Extract:
A load balancer is provided wherein packets are transmitted to a burst distributor and a hash splitter. The burst distributor consults a flow table to make a determination as to which forwarding engine will receive the packet, and if the flow table is full, returns an invalid forwarding engine. A selector sends the packet to the forwarding engine returned by the burst distributor, unless the burst distributor returns an invalid forwarding engine, in which case the selector sends the packet to the forwarding engine selected by the hash splitter. The system is scalable by adding additional burst distributors and using a hash splitter to determine which burst distributor receives a packet.

Description

    FIELD OF THE INVENTION
  • This invention relates to computer communications networks, and more particularly to load balancing traffic over communications networks.
  • BACKGROUND OF THE INVENTION
  • Network traffic has been steadily increasing with the widespread transmission of data, including audio and video files over such networks. The largest and most important of these networks is the global network of computers, known as the Internet, which uses routers to organize and direct traffic (i.e. packets sent from one computer in the network to another). Parallel forwarding has been used to address the performance challenges faced by such Internet routers.
  • Packet level parallel forwarding allows a router to divide its workload on a packet-by-packet basis among multiple forwarding engines (FEs) for key forwarding operations, e.g., route lookup. FIG. 1 displays a prior art multi-processor forwarding system wherein each FE 20 obtains its input from a corresponding input queue 30. Scheduler 40 distributes the workload by deciding which input queue 30 a packet should be delivered to. Even though multi-FE forwarding is a relatively simple application of parallelism, it does have its own problems, in particular, maintaining sequential delivery of packets, which is one of the hard invariants imposed (or assumed) on forwarding by the receiving systems, and which conflicts with performance goals, e.g., cache hit rates and load balancing. Bennett, et al. in “Packet reordering is not pathological network behavior” (IEEE/ACM Trans. Netw., 7(6):789-798, 1999) explains the difficult problem of preventing packet reordering in a parallel forwarding environment and its negative effects on TCP communications. Bennett et al. outlines possible solutions and points out that at the IP layer, hashing as a load-distributing method can be used to preserve packet orders within individual flows in ASICbased parallel forwarding systems; but, on the other hand, underutilization of FE's can occur with simple hashing.

(Element location data)
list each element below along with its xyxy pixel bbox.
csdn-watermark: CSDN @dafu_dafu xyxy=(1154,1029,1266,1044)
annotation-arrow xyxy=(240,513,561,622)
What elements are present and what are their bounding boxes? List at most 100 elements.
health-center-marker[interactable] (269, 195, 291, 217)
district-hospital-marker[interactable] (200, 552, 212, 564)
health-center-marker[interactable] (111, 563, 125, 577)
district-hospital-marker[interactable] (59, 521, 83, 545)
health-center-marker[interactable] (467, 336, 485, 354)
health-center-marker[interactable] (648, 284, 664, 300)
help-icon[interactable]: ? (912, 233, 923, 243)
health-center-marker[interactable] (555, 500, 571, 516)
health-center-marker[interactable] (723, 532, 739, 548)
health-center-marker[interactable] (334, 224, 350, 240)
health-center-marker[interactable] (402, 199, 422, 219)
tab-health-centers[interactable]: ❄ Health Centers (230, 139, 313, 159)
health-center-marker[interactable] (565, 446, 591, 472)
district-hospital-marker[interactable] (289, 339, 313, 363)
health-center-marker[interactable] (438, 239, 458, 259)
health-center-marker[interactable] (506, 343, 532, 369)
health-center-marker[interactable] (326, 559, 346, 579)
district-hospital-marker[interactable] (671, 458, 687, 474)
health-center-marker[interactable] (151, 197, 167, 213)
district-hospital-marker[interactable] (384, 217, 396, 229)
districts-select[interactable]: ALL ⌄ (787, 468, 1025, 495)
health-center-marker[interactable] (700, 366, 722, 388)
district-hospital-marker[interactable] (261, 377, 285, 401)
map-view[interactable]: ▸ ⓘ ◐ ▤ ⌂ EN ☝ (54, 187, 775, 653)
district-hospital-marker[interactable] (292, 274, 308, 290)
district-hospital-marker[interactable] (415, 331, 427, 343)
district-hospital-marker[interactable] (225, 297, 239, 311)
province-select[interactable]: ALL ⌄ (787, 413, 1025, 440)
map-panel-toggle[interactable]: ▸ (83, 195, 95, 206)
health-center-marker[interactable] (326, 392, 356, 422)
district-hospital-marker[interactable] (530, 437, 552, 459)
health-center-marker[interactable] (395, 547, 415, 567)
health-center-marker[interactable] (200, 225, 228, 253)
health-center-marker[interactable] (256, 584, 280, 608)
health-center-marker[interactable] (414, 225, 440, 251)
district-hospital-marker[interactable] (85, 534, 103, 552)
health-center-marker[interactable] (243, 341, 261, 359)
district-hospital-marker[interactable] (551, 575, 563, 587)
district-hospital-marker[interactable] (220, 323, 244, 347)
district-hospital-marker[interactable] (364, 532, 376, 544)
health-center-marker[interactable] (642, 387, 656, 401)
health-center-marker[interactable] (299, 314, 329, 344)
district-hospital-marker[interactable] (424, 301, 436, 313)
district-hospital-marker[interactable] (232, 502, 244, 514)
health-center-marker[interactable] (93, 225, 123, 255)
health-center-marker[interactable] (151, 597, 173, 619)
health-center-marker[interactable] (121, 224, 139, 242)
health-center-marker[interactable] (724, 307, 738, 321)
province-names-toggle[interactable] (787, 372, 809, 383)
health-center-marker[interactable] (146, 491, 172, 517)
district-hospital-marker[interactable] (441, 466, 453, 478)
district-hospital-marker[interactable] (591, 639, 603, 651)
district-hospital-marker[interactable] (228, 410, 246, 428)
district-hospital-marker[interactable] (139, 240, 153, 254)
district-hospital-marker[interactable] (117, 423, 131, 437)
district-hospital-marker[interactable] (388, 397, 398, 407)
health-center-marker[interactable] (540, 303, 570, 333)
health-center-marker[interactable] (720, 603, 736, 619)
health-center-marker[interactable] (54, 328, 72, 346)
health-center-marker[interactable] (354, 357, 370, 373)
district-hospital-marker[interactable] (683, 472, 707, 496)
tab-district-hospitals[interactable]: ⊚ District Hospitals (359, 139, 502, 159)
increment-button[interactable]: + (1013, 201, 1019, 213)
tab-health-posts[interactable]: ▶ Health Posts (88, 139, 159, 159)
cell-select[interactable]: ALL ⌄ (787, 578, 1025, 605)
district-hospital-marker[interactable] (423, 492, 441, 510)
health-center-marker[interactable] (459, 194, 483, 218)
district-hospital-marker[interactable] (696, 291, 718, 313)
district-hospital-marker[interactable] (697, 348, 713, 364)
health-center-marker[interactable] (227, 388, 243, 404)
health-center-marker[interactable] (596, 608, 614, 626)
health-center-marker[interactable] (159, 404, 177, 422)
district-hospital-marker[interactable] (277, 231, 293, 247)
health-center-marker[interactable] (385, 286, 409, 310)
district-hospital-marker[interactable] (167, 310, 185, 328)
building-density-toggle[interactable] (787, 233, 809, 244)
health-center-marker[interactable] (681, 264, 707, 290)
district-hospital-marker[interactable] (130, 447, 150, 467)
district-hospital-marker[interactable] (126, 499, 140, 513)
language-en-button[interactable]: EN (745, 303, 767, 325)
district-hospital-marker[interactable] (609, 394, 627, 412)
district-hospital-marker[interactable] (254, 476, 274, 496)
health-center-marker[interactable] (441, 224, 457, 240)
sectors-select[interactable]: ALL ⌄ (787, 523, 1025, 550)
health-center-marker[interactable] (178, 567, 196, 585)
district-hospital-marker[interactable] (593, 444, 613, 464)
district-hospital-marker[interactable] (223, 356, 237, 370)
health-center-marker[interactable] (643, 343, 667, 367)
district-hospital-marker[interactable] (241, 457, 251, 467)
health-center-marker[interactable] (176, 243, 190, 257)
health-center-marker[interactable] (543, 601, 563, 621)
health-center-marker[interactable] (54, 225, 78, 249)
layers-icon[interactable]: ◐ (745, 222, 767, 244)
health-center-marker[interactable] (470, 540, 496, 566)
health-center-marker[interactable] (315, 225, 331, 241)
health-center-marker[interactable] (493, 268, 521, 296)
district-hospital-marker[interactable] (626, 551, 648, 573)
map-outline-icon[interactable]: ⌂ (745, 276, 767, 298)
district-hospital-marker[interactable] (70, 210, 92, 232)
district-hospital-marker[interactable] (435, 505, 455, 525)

Directions:
1. Condense the paragraph of the load balancer text that begins "Packet level parallel forwarding allows" into a short bulleted list that keeps its main facts.
2. Go on with the load balancer text, starting right after its last sentence.
The listing has nothing to do with the load balancer text.

Expected results:
1.
- Packet-level parallel forwarding lets a router divide its workload packet by packet among multiple forwarding engines (FEs) for key operations such as route lookup.
- In the prior art system of FIG. 1, each FE 20 takes its input from a corresponding input queue 30, and scheduler 40 decides which input queue receives each packet.
- A central problem is maintaining sequential delivery of packets. This is a hard invariant imposed or assumed by receiving systems, and it conflicts with performance goals such as cache hit rates and load balancing.
- Bennett et al. ("Packet reordering is not pathological network behavior," IEEE/ACM Trans. Netw., 7(6):789-798, 1999) explain the difficulty of preventing packet reordering in parallel forwarding and its negative effects on TCP communications.
- They note that hashing at the IP layer can preserve packet order within individual flows in ASIC-based systems, but simple hashing can leave FEs underutilized.

2.
  • The problem of packet reordering received enormous attention in late 2000 when the OC-192 interface released by Juniper Networks, was found to reorder packets when system load was high. A debate ensued between vendors as to whether packet reordering in the interface was a bug. Laor and Gendel, in “The effect of packet reordering in a backbone link on application throughput” (IEEE Network, 16(5):28-36, 2002), considered the packet reordering problem in a lab environment and predicted the increased use parallel processing in IP forwarding. Laor and Gendel advocated the use of transport layer mechanisms, for example TCP SACK and D-SACK, that deal with packet reordering to a limited extent, and pointed out that load balancing in a router should be done according to source-destination-pairs (and not per packet) to preserve the intended order.
  • W. Shi, M. H. MacGregor, and P. Gburzynski in “Load balancing for parallel forwarding” (IEEE/ACM Transactions on Networking, 13(4), 2005) discloses a Zipf-like distribution to characterize packet flow popularity and demonstrates that for certain Zipf-like functions (that are unlikely to occur in real-life scenarios), hashing on flows does not balance workload of the FEs. Shi et al. disclose a load-balancer that identifies and spreads dominating packet flows over the FEs. J.-Y. Jo, Y. Kim, H. J. Chao, and. F. Merat in “Internet traffic load balancing using dynamic hashing with flow volumes” (Internet Performance and Control of Network Systems III at SPIE ITCOM 2002, pages 154-165, Boston, Mass., USA, July 2002), discloses a similar design that identifies and schedules dominant packet flows to achieve load balance. The results demonstrate that achieving load balancing without splitting individual flows over multiple FEs is not always possible. Consequently, preventing packet reordering is incompatible with maximizing the performance of a parallel router.
  • Generally, per-packet scheduling schemes such as roundrobin do not preserve order and result in poor temporal locality in the workload of the individual FEs. On the other hand, the extent of load-balancing accomplished by the per-flow scheduling methods, such as hashing on IP header fields, is subjective based on the Internet traffic characteristics. Another option is to use packet bursts as the scheduled entities, which is a compromise between the two extremes, as load balancing burst size (as the number of packets) distribution can be less skewed than flow size distribution. This makes bursts a much better scheduling unit when attempting to achieve load balancing.
  • Furthermore, using bursts keeps packet order preservation within flows. The lulls between packet bursts within a flow are long enough to guarantee sequential delivery of packets even if the bursts are handled by different FE's.
  • Also temporal locality, defined as the phenomenon that the possibility of referencing an object is positively correlated with its reference recency, can be preserved when scheduling a burst of packets onto the same FE.
  • In this document of the “flow” of a packet means the transport-layer “stream” to which the packet belongs. For example, the flow of a packet can be identified by the fourtuple <source host, source port, destination host, destination port>, which is matched to the corresponding fields of the packet to determine the packet's flow membership.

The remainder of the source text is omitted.